**The problem:**
Find each line holding the word "أعلم" and give the total alone.

**Records for the exercise:**

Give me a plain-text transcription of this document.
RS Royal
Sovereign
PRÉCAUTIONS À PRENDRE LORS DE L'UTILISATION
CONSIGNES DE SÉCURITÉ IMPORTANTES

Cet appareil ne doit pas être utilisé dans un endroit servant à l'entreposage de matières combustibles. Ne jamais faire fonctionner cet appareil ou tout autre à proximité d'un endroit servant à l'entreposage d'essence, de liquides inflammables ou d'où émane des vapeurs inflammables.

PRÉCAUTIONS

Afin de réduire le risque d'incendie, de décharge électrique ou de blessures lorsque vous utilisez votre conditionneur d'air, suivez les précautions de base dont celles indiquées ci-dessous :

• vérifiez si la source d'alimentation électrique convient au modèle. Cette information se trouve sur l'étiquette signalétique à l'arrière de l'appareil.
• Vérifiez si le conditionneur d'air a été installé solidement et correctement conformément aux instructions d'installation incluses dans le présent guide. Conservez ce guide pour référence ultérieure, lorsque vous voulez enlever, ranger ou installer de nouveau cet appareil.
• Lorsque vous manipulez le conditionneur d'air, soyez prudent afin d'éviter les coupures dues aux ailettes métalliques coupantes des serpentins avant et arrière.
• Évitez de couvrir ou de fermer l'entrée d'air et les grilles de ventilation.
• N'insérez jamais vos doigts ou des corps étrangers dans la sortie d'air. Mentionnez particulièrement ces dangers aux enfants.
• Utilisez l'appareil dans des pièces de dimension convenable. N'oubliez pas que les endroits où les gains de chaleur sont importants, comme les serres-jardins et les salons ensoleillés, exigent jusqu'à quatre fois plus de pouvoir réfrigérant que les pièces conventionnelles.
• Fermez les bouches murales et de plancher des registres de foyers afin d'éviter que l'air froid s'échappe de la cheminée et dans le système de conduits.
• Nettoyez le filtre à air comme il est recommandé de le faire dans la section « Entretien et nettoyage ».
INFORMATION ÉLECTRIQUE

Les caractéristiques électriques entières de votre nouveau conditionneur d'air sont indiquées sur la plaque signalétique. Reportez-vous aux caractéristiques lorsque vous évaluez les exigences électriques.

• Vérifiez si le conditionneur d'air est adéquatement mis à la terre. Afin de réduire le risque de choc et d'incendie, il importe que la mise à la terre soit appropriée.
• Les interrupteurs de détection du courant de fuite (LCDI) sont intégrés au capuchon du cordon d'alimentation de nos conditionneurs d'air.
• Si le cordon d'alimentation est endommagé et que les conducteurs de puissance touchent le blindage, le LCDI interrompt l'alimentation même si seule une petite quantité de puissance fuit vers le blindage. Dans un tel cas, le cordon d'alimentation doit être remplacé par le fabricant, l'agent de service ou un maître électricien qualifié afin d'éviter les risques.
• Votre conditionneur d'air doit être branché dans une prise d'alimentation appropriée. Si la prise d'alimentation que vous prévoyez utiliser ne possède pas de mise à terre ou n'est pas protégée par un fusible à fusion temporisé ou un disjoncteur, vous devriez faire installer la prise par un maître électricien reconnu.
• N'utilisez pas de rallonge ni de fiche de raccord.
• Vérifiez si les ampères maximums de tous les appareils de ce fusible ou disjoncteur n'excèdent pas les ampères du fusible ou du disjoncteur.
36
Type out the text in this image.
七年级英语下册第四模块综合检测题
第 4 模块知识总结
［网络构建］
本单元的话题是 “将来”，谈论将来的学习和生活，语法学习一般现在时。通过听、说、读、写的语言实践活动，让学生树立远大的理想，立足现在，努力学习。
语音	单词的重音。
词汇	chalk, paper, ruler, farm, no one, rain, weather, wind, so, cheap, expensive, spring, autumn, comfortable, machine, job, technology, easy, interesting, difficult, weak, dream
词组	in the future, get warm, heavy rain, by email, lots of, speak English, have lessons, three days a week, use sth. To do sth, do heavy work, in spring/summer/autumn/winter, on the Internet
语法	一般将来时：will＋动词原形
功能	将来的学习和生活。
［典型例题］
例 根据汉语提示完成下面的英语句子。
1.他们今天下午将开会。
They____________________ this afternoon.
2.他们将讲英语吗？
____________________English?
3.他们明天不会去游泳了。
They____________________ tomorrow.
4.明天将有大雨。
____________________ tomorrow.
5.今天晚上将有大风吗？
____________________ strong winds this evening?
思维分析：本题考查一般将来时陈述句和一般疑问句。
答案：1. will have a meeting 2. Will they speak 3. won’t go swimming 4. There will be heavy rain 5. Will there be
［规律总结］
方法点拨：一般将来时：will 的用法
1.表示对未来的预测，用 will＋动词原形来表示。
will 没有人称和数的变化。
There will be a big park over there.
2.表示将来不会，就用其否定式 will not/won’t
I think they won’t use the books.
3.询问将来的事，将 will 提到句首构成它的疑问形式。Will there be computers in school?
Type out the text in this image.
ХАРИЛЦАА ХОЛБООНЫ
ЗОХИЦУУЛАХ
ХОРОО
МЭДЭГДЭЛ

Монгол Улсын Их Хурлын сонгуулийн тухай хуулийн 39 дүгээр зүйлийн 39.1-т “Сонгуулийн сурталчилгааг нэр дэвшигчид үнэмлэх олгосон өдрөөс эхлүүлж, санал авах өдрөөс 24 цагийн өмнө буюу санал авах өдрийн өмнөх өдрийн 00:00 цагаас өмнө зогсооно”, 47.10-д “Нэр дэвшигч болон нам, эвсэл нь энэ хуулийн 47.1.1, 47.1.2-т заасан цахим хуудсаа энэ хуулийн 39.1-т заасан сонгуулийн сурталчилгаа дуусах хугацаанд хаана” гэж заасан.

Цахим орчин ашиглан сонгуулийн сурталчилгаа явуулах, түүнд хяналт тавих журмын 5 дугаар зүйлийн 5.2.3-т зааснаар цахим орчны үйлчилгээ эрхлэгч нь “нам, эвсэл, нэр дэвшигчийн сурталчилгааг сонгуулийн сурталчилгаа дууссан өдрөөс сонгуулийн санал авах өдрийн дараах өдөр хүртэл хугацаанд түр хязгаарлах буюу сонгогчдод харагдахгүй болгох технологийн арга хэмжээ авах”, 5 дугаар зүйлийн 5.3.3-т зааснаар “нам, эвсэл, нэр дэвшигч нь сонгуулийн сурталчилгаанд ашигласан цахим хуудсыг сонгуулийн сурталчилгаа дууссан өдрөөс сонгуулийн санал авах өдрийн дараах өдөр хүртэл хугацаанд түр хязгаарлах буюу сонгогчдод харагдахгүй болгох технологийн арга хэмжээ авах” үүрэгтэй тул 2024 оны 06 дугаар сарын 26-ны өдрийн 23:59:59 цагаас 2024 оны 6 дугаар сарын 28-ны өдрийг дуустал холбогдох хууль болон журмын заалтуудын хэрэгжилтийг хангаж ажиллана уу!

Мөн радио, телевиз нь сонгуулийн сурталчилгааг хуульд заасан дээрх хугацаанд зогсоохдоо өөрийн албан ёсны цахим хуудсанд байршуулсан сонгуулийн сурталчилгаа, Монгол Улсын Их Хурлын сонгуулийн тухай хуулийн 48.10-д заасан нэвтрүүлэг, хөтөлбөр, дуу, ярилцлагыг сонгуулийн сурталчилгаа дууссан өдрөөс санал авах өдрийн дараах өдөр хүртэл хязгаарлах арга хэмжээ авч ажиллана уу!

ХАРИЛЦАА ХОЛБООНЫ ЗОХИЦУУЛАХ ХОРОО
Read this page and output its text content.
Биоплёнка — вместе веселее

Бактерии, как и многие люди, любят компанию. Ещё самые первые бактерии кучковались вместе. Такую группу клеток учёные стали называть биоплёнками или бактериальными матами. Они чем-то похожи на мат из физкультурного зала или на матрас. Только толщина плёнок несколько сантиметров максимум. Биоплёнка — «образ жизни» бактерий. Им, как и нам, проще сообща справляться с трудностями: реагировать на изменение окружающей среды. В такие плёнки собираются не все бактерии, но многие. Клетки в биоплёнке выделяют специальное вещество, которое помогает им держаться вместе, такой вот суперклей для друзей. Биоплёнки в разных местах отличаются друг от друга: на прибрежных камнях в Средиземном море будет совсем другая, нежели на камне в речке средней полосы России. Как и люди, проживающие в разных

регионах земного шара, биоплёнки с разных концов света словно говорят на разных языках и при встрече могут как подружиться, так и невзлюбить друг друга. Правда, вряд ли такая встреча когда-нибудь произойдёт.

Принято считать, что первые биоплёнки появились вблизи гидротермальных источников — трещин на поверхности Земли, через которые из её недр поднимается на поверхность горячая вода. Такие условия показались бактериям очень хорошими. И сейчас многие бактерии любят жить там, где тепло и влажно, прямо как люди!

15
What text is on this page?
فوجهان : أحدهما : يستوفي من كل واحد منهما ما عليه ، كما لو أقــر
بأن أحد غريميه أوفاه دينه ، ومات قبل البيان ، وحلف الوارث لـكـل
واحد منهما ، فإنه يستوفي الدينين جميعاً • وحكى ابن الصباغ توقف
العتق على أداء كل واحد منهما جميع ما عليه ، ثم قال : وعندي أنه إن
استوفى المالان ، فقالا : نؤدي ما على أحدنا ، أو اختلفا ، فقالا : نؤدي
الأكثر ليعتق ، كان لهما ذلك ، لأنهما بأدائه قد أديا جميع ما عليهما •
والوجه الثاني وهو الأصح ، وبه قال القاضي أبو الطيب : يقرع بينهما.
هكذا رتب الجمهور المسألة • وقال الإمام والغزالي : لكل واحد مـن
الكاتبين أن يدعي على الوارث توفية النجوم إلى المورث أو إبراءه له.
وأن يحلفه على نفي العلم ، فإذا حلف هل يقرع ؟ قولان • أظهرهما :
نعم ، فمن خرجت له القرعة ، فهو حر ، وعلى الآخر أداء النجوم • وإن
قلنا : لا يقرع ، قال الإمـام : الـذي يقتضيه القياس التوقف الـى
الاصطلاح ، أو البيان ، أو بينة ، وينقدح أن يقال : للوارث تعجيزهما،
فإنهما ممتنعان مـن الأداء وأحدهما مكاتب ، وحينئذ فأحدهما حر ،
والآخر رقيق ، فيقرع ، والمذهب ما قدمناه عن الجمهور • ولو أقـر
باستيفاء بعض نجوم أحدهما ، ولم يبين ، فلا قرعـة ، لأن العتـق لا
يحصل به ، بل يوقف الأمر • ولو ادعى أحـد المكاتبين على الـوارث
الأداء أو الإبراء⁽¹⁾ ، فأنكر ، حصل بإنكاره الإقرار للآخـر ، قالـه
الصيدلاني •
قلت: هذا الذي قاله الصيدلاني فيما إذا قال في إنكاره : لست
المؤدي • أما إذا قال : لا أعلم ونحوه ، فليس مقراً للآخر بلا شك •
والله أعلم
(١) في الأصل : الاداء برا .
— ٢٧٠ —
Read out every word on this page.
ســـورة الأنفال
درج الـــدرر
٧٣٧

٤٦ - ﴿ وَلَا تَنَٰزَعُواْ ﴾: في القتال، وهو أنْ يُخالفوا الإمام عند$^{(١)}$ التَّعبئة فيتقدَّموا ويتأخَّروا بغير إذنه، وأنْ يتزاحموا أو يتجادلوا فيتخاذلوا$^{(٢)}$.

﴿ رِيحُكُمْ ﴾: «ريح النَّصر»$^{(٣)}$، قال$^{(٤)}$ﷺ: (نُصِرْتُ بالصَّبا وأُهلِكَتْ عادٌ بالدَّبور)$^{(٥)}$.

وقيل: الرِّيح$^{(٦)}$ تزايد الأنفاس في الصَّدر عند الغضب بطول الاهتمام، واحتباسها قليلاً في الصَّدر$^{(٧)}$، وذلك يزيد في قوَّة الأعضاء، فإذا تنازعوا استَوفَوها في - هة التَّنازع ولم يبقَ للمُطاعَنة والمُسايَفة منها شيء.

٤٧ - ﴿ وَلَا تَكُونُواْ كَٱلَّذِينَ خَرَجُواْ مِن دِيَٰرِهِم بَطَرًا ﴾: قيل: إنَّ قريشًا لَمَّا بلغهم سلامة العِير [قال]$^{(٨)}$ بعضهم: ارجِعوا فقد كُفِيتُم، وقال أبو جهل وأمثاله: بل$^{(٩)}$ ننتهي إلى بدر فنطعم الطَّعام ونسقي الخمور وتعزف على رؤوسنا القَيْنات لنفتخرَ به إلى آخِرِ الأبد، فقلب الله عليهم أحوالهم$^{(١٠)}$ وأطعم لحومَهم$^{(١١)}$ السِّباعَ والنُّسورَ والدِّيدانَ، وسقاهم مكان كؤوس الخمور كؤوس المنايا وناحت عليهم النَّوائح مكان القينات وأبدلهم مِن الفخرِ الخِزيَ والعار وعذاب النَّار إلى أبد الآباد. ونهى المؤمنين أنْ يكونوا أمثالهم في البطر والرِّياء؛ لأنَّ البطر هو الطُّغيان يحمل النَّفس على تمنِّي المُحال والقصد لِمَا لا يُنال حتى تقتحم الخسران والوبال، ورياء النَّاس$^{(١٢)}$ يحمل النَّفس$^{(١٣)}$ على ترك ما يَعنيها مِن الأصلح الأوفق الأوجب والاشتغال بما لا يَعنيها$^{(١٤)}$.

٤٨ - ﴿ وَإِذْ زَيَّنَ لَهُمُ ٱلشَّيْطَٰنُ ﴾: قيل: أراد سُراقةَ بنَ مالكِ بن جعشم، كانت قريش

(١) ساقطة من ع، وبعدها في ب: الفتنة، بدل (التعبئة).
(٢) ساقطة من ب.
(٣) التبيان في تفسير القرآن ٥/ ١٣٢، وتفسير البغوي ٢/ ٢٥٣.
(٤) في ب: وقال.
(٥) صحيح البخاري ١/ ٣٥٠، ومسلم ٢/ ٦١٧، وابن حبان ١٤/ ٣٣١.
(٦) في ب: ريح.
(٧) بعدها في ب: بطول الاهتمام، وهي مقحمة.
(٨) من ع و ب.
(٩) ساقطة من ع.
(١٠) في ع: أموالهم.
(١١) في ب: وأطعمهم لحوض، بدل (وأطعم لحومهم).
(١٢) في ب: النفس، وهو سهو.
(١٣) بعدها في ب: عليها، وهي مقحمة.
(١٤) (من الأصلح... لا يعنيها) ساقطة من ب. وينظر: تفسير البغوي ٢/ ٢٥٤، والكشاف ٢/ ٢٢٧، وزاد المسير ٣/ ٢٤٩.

**The completed task:**
2